[Collected data]
========================================================================
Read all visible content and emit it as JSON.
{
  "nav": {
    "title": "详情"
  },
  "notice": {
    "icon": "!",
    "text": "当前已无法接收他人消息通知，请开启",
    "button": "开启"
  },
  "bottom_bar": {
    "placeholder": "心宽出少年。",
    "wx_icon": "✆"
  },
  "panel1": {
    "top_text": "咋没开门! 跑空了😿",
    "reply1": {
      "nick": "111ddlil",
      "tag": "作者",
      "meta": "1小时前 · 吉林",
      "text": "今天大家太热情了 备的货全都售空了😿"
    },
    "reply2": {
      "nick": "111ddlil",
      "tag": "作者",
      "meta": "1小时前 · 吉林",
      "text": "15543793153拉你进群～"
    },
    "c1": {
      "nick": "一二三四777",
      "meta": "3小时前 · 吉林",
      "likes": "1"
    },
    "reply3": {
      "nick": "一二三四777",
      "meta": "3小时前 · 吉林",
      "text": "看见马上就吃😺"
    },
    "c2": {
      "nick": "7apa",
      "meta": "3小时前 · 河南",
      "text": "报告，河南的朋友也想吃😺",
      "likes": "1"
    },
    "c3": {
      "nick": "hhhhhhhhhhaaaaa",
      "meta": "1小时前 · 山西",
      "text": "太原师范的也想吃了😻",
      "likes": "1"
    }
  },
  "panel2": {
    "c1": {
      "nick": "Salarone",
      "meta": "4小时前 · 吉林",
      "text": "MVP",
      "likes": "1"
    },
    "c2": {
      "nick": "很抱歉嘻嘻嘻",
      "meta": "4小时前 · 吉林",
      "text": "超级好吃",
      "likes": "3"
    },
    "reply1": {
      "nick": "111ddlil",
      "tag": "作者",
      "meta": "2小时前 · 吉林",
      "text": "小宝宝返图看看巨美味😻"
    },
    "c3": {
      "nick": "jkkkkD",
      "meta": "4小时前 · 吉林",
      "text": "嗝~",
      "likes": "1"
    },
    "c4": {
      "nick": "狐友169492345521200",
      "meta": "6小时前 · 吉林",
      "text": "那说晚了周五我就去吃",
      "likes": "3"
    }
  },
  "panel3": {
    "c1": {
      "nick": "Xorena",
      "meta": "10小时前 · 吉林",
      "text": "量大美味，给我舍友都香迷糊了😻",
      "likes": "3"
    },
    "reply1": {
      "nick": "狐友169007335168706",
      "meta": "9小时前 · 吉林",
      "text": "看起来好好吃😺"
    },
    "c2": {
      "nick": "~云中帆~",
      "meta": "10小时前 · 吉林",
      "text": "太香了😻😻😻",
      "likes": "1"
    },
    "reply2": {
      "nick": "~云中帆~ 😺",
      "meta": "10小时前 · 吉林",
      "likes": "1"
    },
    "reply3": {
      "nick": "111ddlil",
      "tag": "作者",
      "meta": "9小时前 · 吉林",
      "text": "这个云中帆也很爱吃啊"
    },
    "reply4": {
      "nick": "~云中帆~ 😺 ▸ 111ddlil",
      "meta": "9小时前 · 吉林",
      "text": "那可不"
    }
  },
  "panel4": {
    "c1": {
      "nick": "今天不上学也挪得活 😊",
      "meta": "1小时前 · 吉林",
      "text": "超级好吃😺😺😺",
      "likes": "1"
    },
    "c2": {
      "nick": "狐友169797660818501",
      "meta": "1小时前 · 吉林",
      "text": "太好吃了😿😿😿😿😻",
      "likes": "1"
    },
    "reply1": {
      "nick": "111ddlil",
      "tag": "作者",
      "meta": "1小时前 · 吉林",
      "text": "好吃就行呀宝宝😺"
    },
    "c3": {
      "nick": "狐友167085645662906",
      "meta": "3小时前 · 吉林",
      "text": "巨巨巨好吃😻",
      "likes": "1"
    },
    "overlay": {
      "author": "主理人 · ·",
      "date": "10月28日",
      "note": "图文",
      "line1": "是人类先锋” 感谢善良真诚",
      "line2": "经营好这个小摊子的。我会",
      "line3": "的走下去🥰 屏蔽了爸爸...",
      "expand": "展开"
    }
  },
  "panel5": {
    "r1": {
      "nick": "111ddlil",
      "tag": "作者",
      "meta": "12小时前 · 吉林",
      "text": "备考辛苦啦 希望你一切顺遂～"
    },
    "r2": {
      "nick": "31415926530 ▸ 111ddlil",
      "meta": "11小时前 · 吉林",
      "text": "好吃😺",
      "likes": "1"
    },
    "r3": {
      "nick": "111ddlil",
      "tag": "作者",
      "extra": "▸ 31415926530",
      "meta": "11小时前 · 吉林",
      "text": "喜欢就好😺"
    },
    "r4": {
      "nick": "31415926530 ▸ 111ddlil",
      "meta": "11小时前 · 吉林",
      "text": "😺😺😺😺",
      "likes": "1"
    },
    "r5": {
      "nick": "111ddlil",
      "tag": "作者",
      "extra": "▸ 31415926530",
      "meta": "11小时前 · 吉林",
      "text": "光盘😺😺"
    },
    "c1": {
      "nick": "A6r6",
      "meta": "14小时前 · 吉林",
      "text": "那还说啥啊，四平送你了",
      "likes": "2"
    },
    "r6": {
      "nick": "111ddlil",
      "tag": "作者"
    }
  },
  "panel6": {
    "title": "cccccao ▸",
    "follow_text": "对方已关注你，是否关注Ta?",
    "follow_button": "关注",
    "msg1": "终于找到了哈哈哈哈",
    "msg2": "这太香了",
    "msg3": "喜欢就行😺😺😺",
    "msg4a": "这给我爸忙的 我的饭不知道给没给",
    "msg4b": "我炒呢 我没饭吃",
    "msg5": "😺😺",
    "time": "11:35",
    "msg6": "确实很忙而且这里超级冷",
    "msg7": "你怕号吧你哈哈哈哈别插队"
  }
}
========================================================================
* **SHORT PROBLEM**
Copy out all of the data exactly, leaving nothing out.

* **WRITTEN ANSWER**
Read all visible content and emit it as JSON.
{
  "nav": {
    "title": "详情"
  },
  "notice": {
    "icon": "!",
    "text": "当前已无法接收他人消息通知，请开启",
    "button": "开启"
  },
  "bottom_bar": {
    "placeholder": "心宽出少年。",
    "wx_icon": "✆"
  },
  "panel1": {
    "top_text": "咋没开门! 跑空了😿",
    "reply1": {
      "nick": "111ddlil",
      "tag": "作者",
      "meta": "1小时前 · 吉林",
      "text": "今天大家太热情了 备的货全都售空了😿"
    },
    "reply2": {
      "nick": "111ddlil",
      "tag": "作者",
      "meta": "1小时前 · 吉林",
      "text": "15543793153拉你进群～"
    },
    "c1": {
      "nick": "一二三四777",
      "meta": "3小时前 · 吉林",
      "likes": "1"
    },
    "reply3": {
      "nick": "一二三四777",
      "meta": "3小时前 · 吉林",
      "text": "看见马上就吃😺"
    },
    "c2": {
      "nick": "7apa",
      "meta": "3小时前 · 河南",
      "text": "报告，河南的朋友也想吃😺",
      "likes": "1"
    },
    "c3": {
      "nick": "hhhhhhhhhhaaaaa",
      "meta": "1小时前 · 山西",
      "text": "太原师范的也想吃了😻",
      "likes": "1"
    }
  },
  "panel2": {
    "c1": {
      "nick": "Salarone",
      "meta": "4小时前 · 吉林",
      "text": "MVP",
      "likes": "1"
    },
    "c2": {
      "nick": "很抱歉嘻嘻嘻",
      "meta": "4小时前 · 吉林",
      "text": "超级好吃",
      "likes": "3"
    },
    "reply1": {
      "nick": "111ddlil",
      "tag": "作者",
      "meta": "2小时前 · 吉林",
      "text": "小宝宝返图看看巨美味😻"
    },
    "c3": {
      "nick": "jkkkkD",
      "meta": "4小时前 · 吉林",
      "text": "嗝~",
      "likes": "1"
    },
    "c4": {
      "nick": "狐友169492345521200",
      "meta": "6小时前 · 吉林",
      "text": "那说晚了周五我就去吃",
      "likes": "3"
    }
  },
  "panel3": {
    "c1": {
      "nick": "Xorena",
      "meta": "10小时前 · 吉林",
      "text": "量大美味，给我舍友都香迷糊了😻",
      "likes": "3"
    },
    "reply1": {
      "nick": "狐友169007335168706",
      "meta": "9小时前 · 吉林",
      "text": "看起来好好吃😺"
    },
    "c2": {
      "nick": "~云中帆~",
      "meta": "10小时前 · 吉林",
      "text": "太香了😻😻😻",
      "likes": "1"
    },
    "reply2": {
      "nick": "~云中帆~ 😺",
      "meta": "10小时前 · 吉林",
      "likes": "1"
    },
    "reply3": {
      "nick": "111ddlil",
      "tag": "作者",
      "meta": "9小时前 · 吉林",
      "text": "这个云中帆也很爱吃啊"
    },
    "reply4": {
      "nick": "~云中帆~ 😺 ▸ 111ddlil",
      "meta": "9小时前 · 吉林",
      "text": "那可不"
    }
  },
  "panel4": {
    "c1": {
      "nick": "今天不上学也挪得活 😊",
      "meta": "1小时前 · 吉林",
      "text": "超级好吃😺😺😺",
      "likes": "1"
    },
    "c2": {
      "nick": "狐友169797660818501",
      "meta": "1小时前 · 吉林",
      "text": "太好吃了😿😿😿😿😻",
      "likes": "1"
    },
    "reply1": {
      "nick": "111ddlil",
      "tag": "作者",
      "meta": "1小时前 · 吉林",
      "text": "好吃就行呀宝宝😺"
    },
    "c3": {
      "nick": "狐友167085645662906",
      "meta": "3小时前 · 吉林",
      "text": "巨巨巨好吃😻",
      "likes": "1"
    },
    "overlay": {
      "author": "主理人 · ·",
      "date": "10月28日",
      "note": "图文",
      "line1": "是人类先锋” 感谢善良真诚",
      "line2": "经营好这个小摊子的。我会",
      "line3": "的走下去🥰 屏蔽了爸爸...",
      "expand": "展开"
    }
  },
  "panel5": {
    "r1": {
      "nick": "111ddlil",
      "tag": "作者",
      "meta": "12小时前 · 吉林",
      "text": "备考辛苦啦 希望你一切顺遂～"
    },
    "r2": {
      "nick": "31415926530 ▸ 111ddlil",
      "meta": "11小时前 · 吉林",
      "text": "好吃😺",
      "likes": "1"
    },
    "r3": {
      "nick": "111ddlil",
      "tag": "作者",
      "extra": "▸ 31415926530",
      "meta": "11小时前 · 吉林",
      "text": "喜欢就好😺"
    },
    "r4": {
      "nick": "31415926530 ▸ 111ddlil",
      "meta": "11小时前 · 吉林",
      "text": "😺😺😺😺",
      "likes": "1"
    },
    "r5": {
      "nick": "111ddlil",
      "tag": "作者",
      "extra": "▸ 31415926530",
      "meta": "11小时前 · 吉林",
      "text": "光盘😺😺"
    },
    "c1": {
      "nick": "A6r6",
      "meta": "14小时前 · 吉林",
      "text": "那还说啥啊，四平送你了",
      "likes": "2"
    },
    "r6": {
      "nick": "111ddlil",
      "tag": "作者"
    }
  },
  "panel6": {
    "title": "cccccao ▸",
    "follow_text": "对方已关注你，是否关注Ta?",
    "follow_button": "关注",
    "msg1": "终于找到了哈哈哈哈",
    "msg2": "这太香了",
    "msg3": "喜欢就行😺😺😺",
    "msg4a": "这给我爸忙的 我的饭不知道给没给",
    "msg4b": "我炒呢 我没饭吃",
    "msg5": "😺😺",
    "time": "11:35",
    "msg6": "确实很忙而且这里超级冷",
    "msg7": "你怕号吧你哈哈哈哈别插队"
  }
}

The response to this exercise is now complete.